WORK TO DO:
Read the records and gather each line that includes "төлөвшил".

DATASET RECORDS:
※
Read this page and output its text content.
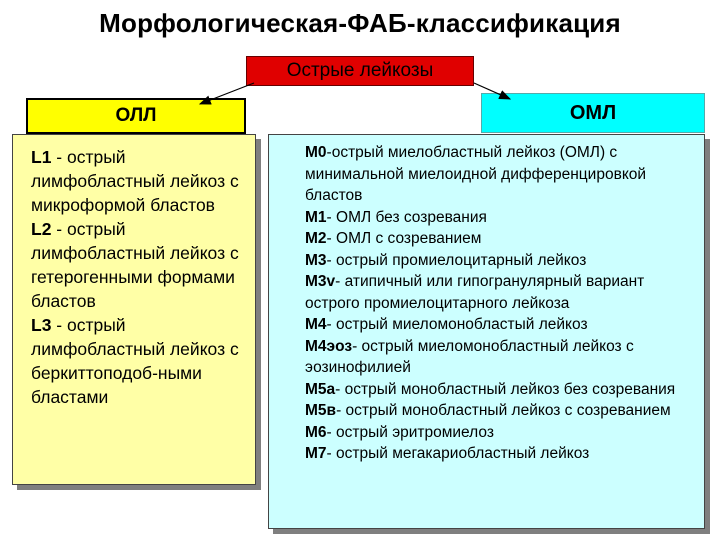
Морфологическая-ФАБ-классификация
Острые лейкозы
ОЛЛ	ОМЛ
L1 - острый лимфобластный лейкоз с микроформой бластов
L2 - острый лимфобластный лейкоз с гетерогенными формами бластов
L3 - острый лимфобластный лейкоз с беркиттоподоб-ными бластами
М0-острый миелобластный лейкоз (ОМЛ) с минимальной миелоидной дифференцировкой бластов
М1- ОМЛ без созревания
М2- ОМЛ с созреванием
М3- острый промиелоцитарный лейкоз
М3v- атипичный или гипогранулярный вариант острого промиелоцитарного лейкоза
М4- острый миеломонобластый лейкоз
М4эоз- острый миеломонобластный лейкоз с эозинофилией
М5а- острый монобластный лейкоз без созревания
М5в- острый монобластный лейкоз с созреванием
М6- острый эритромиелоз
М7- острый мегакариобластный лейкоз
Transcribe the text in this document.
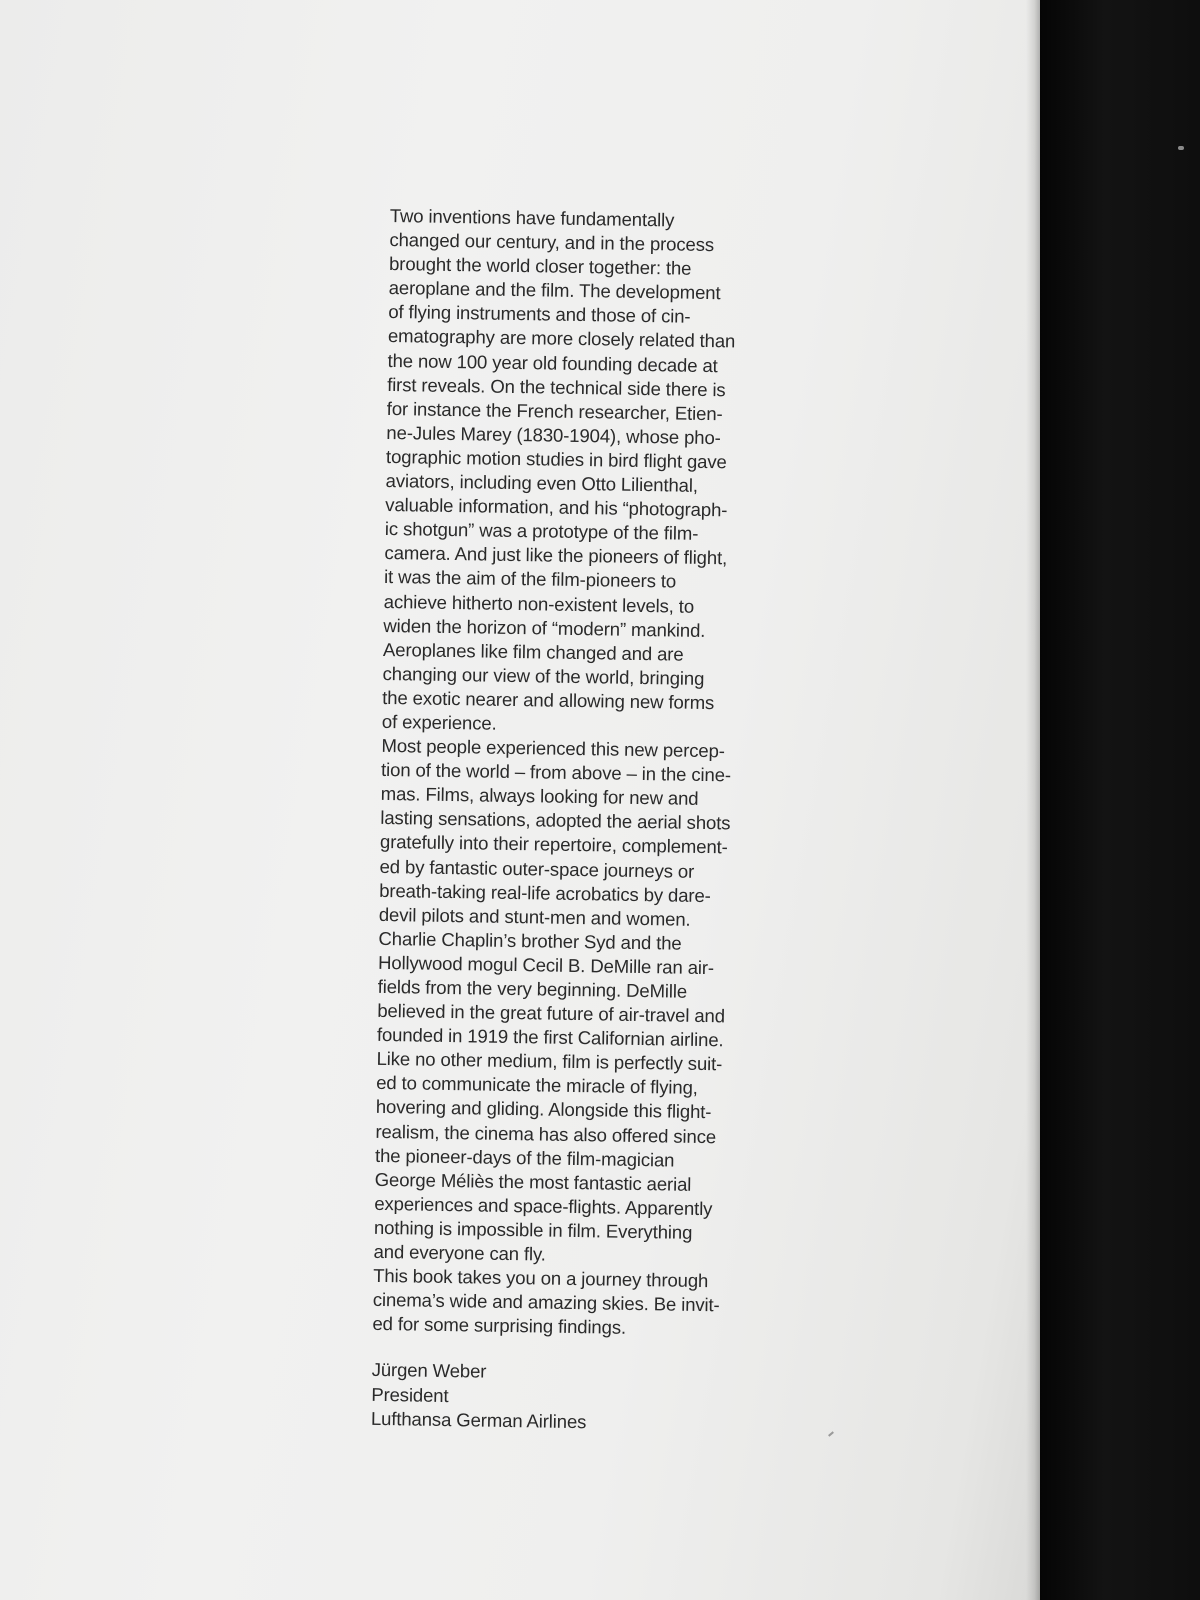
Two inventions have fundamentally
changed our century, and in the process
brought the world closer together: the
aeroplane and the film. The development
of flying instruments and those of cin-
ematography are more closely related than
the now 100 year old founding decade at
first reveals. On the technical side there is
for instance the French researcher, Etien-
ne-Jules Marey (1830-1904), whose pho-
tographic motion studies in bird flight gave
aviators, including even Otto Lilienthal,
valuable information, and his “photograph-
ic shotgun” was a prototype of the film-
camera. And just like the pioneers of flight,
it was the aim of the film-pioneers to
achieve hitherto non-existent levels, to
widen the horizon of “modern” mankind.
Aeroplanes like film changed and are
changing our view of the world, bringing
the exotic nearer and allowing new forms
of experience.
Most people experienced this new percep-
tion of the world – from above – in the cine-
mas. Films, always looking for new and
lasting sensations, adopted the aerial shots
gratefully into their repertoire, complement-
ed by fantastic outer-space journeys or
breath-taking real-life acrobatics by dare-
devil pilots and stunt-men and women.
Charlie Chaplin’s brother Syd and the
Hollywood mogul Cecil B. DeMille ran air-
fields from the very beginning. DeMille
believed in the great future of air-travel and
founded in 1919 the first Californian airline.
Like no other medium, film is perfectly suit-
ed to communicate the miracle of flying,
hovering and gliding. Alongside this flight-
realism, the cinema has also offered since
the pioneer-days of the film-magician
George Méliès the most fantastic aerial
experiences and space-flights. Apparently
nothing is impossible in film. Everything
and everyone can fly.
This book takes you on a journey through
cinema’s wide and amazing skies. Be invit-
ed for some surprising findings.
Jürgen Weber
President
Lufthansa German Airlines
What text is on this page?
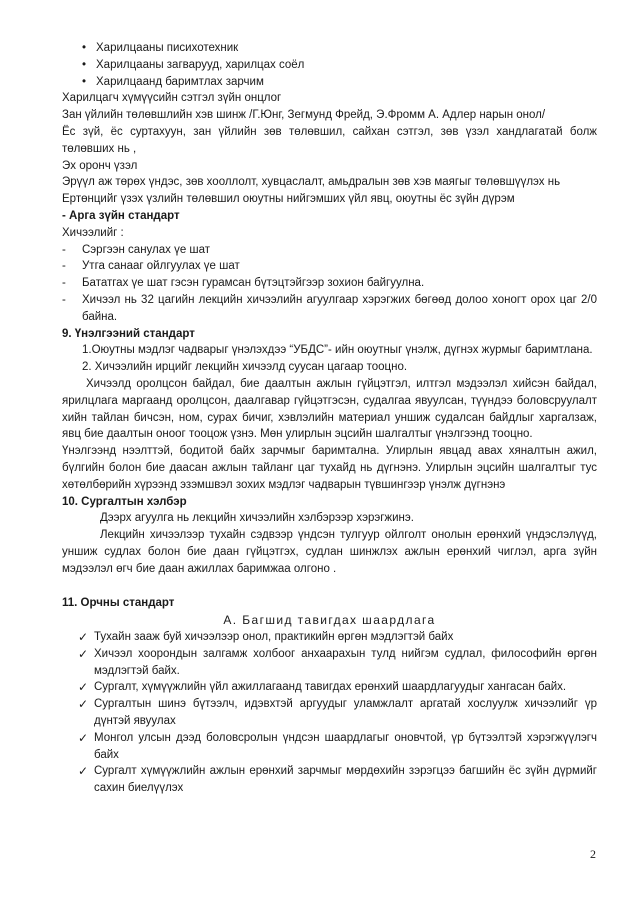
• Харилцааны писихотехник
• Харилцааны загварууд, харилцах соёл
• Харилцаанд баримтлах зарчим
Харилцагч хүмүүсийн сэтгэл зүйн онцлог

Зан үйлийн төлөвшлийн хэв шинж /Г.Юнг, Зегмунд Фрейд, Э.Фромм А. Адлер нарын онол/

Ёс зүй, ёс суртахуун, зан үйлийн зөв төлөвшил, сайхан сэтгэл, зөв үзэл хандлагатай болж төлөвших нь ,

Эх оронч үзэл

Эрүүл аж төрөх үндэс, зөв хооллолт, хувцаслалт, амьдралын зөв хэв маягыг төлөвшүүлэх нь

Ертөнцийг үзэх үзлийн төлөвшил оюутны нийгэмших үйл явц, оюутны ёс зүйн дүрэм

- Арга зүйн стандарт
Хичээлийг :
-	Сэргээн санулах үе шат
-	Утга санааг ойлгуулах үе шат
-	Бататгах үе шат гэсэн гурамсан бүтэцтэйгээр зохион байгуулна.
-	Хичээл нь 32 цагийн лекцийн хичээлийн агуулгаар хэрэгжих бөгөөд долоо хоногт орох цаг 2/0 байна.
9. Үнэлгээний стандарт

1.Оюутны мэдлэг чадварыг үнэлэхдээ “УБДС”- ийн оюутныг үнэлж, дүгнэх журмыг баримтлана.

2. Хичээлийн ирцийг лекцийн хичээлд суусан цагаар тооцно.

Хичээлд оролцсон байдал, бие даалтын ажлын гүйцэтгэл, илтгэл мэдээлэл хийсэн байдал, ярилцлага маргаанд оролцсон, даалгавар гүйцэтгэсэн, судалгаа явуулсан, түүндээ боловсруулалт хийн тайлан бичсэн, ном, сурах бичиг, хэвлэлийн материал уншиж судалсан байдлыг харгалзаж, явц бие даалтын оноог тооцож үзнэ. Мөн улирлын эцсийн шалгалтыг үнэлгээнд тооцно.

Үнэлгээнд нээлттэй, бодитой байх зарчмыг баримтална. Улирлын явцад авах хяналтын ажил, бүлгийн болон бие дааcан ажлын тайланг цаг тухайд нь дүгнэнэ. Улирлын эцсийн шалгалтыг тус хөтөлбөрийн хүрээнд эзэмшвэл зохих мэдлэг чадварын түвшингээр үнэлж дүгнэнэ

10. Сургалтын хэлбэр

Дээрх агуулга нь лекцийн хичээлийн хэлбэрээр хэрэгжинэ.

Лекцийн хичээлээр тухайн сэдвээр үндсэн тулгуур ойлголт онолын ерөнхий үндэслэлүүд, уншиж судлах болон бие даан гүйцэтгэх, судлан шинжлэх ажлын ерөнхий чиглэл, арга зүйн мэдээлэл өгч бие даан ажиллах баримжаа олгоно .

11. Орчны стандарт
А. Багшид тавигдах шаардлага
✓ Тухайн зааж буй хичээлээр онол, практикийн өргөн мэдлэгтэй байх
✓ Хичээл хоорондын залгамж холбоог анхаарахын тулд нийгэм судлал, философийн өргөн мэдлэгтэй байх.
✓ Сургалт, хүмүүжлийн үйл ажиллагаанд тавигдах ерөнхий шаардлагуудыг хангасан байх.
✓ Сургалтын шинэ бүтээлч, идэвхтэй аргуудыг уламжлалт аргатай хослуулж хичээлийг үр дүнтэй явуулах
✓ Монгол улсын дээд боловсролын үндсэн шаардлагыг оновчтой, үр бүтээлтэй хэрэгжүүлэгч байх
✓ Сургалт хүмүүжлийн ажлын ерөнхий зарчмыг мөрдөхийн зэрэгцээ багшийн ёс зүйн дүрмийг сахин биелүүлэх
2
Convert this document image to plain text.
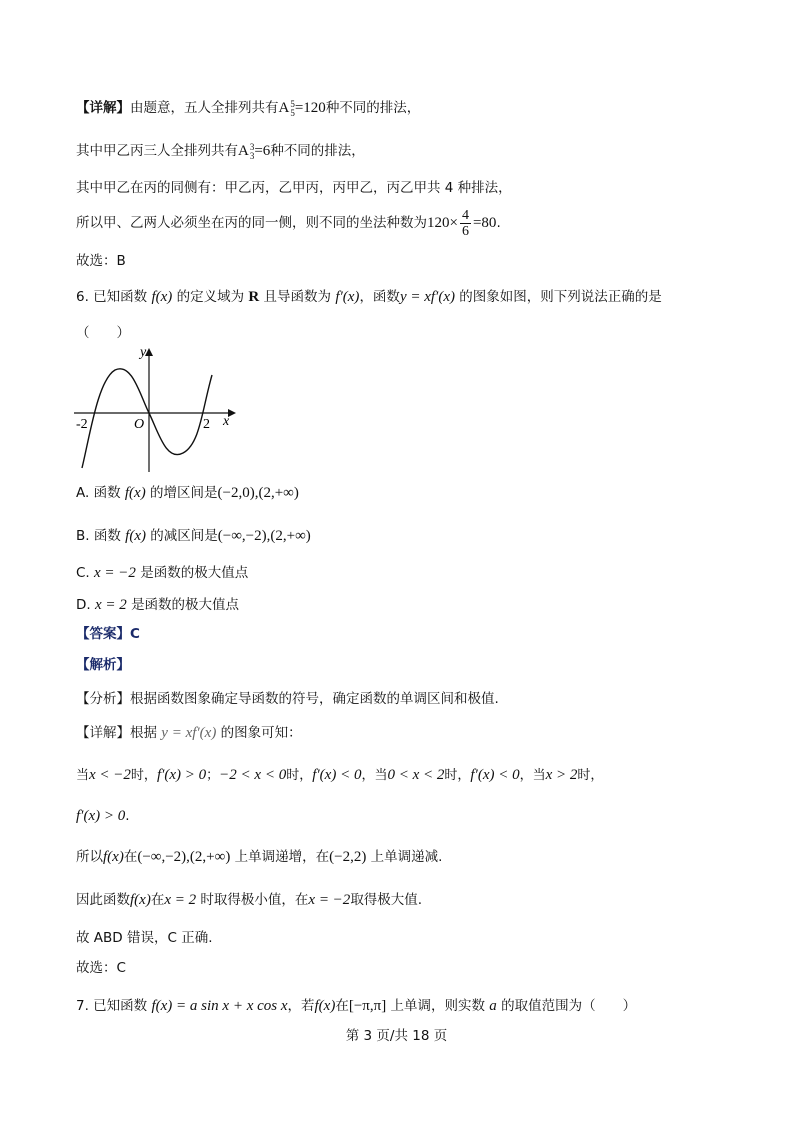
【详解】由题意，五人全排列共有A 5
5 =120种不同的排法，
其中甲乙丙三人全排列共有A 3
3 =6种不同的排法，
其中甲乙在丙的同侧有：甲乙丙，乙甲丙，丙甲乙，丙乙甲共 4 种排法，
所以甲、乙两人必须坐在丙的同一侧，则不同的坐法种数为$120\times \frac{4}{6} =80$.
故选：B
6. 已知函数 f(x) 的定义域为 R 且导函数为 f′(x)，函数y = xf′(x) 的图象如图，则下列说法正确的是
（　　）
y
x
O
-2	2
A. 函数 f(x) 的增区间是(−2,0),(2,+∞)
B. 函数 f(x) 的减区间是(−∞,−2),(2,+∞)
C. x = −2 是函数的极大值点
D. x = 2 是函数的极大值点
【答案】C
【解析】
【分析】根据函数图象确定导函数的符号，确定函数的单调区间和极值.
【详解】根据 y = xf′(x) 的图象可知：
当x < −2时，f′(x) > 0；−2 < x < 0时，f′(x) < 0，当0 < x < 2时，f′(x) < 0，当x > 2时，
f′(x) > 0.
所以f(x)在(−∞,−2),(2,+∞) 上单调递增，在(−2,2) 上单调递减.
因此函数f(x)在x = 2 时取得极小值，在x = −2取得极大值.
故 ABD 错误，C 正确.
故选：C
7. 已知函数 f(x) = a sin x + x cos x，若f(x)在[−π,π] 上单调，则实数 a 的取值范围为（　　）
第 3 页/共 18 页
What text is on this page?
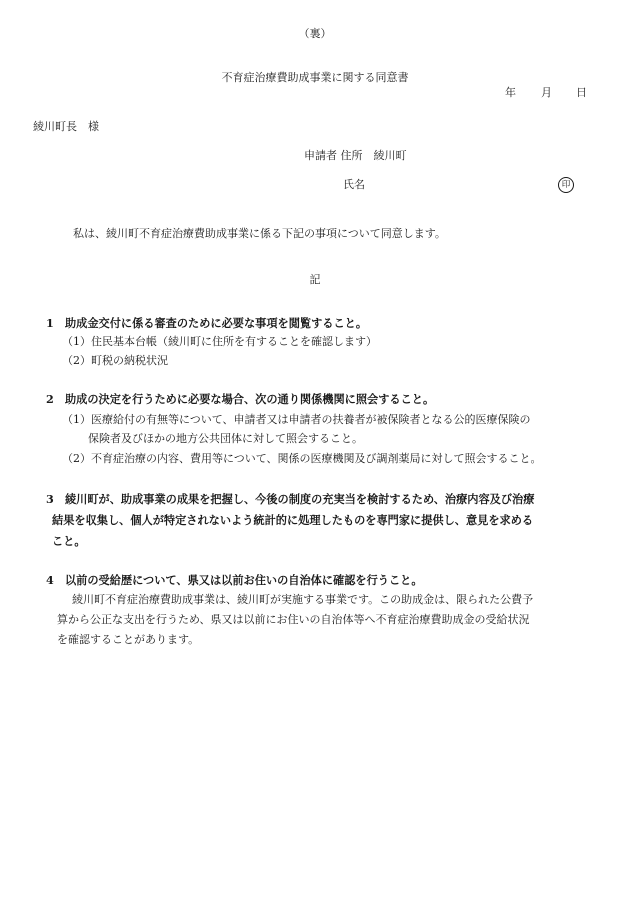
（裏）
不育症治療費助成事業に関する同意書
年 月 日
綾川町長　様
申請者 住所　綾川町
氏名	印
私は、綾川町不育症治療費助成事業に係る下記の事項について同意します。
記
1　助成金交付に係る審査のために必要な事項を閲覧すること。
（1）住民基本台帳（綾川町に住所を有することを確認します）
（2）町税の納税状況
2　助成の決定を行うために必要な場合、次の通り関係機関に照会すること。
（1）医療給付の有無等について、申請者又は申請者の扶養者が被保険者となる公的医療保険の
保険者及びほかの地方公共団体に対して照会すること。
（2）不育症治療の内容、費用等について、関係の医療機関及び調剤薬局に対して照会すること。
3　綾川町が、助成事業の成果を把握し、今後の制度の充実当を検討するため、治療内容及び治療
結果を収集し、個人が特定されないよう統計的に処理したものを専門家に提供し、意見を求める
こと。
4　以前の受給歴について、県又は以前お住いの自治体に確認を行うこと。
綾川町不育症治療費助成事業は、綾川町が実施する事業です。この助成金は、限られた公費予
算から公正な支出を行うため、県又は以前にお住いの自治体等へ不育症治療費助成金の受給状況
を確認することがあります。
※
FINISHED EXERCISE:
Ёс зүй, ёс суртахуун, зан үйлийн зөв төлөвшил, сайхан сэтгэл, зөв үзэл хандлагатай болж төлөвших нь ,
Ертөнцийг үзэх үзлийн төлөвшил оюутны нийгэмших үйл явц, оюутны ёс зүйн дүрэм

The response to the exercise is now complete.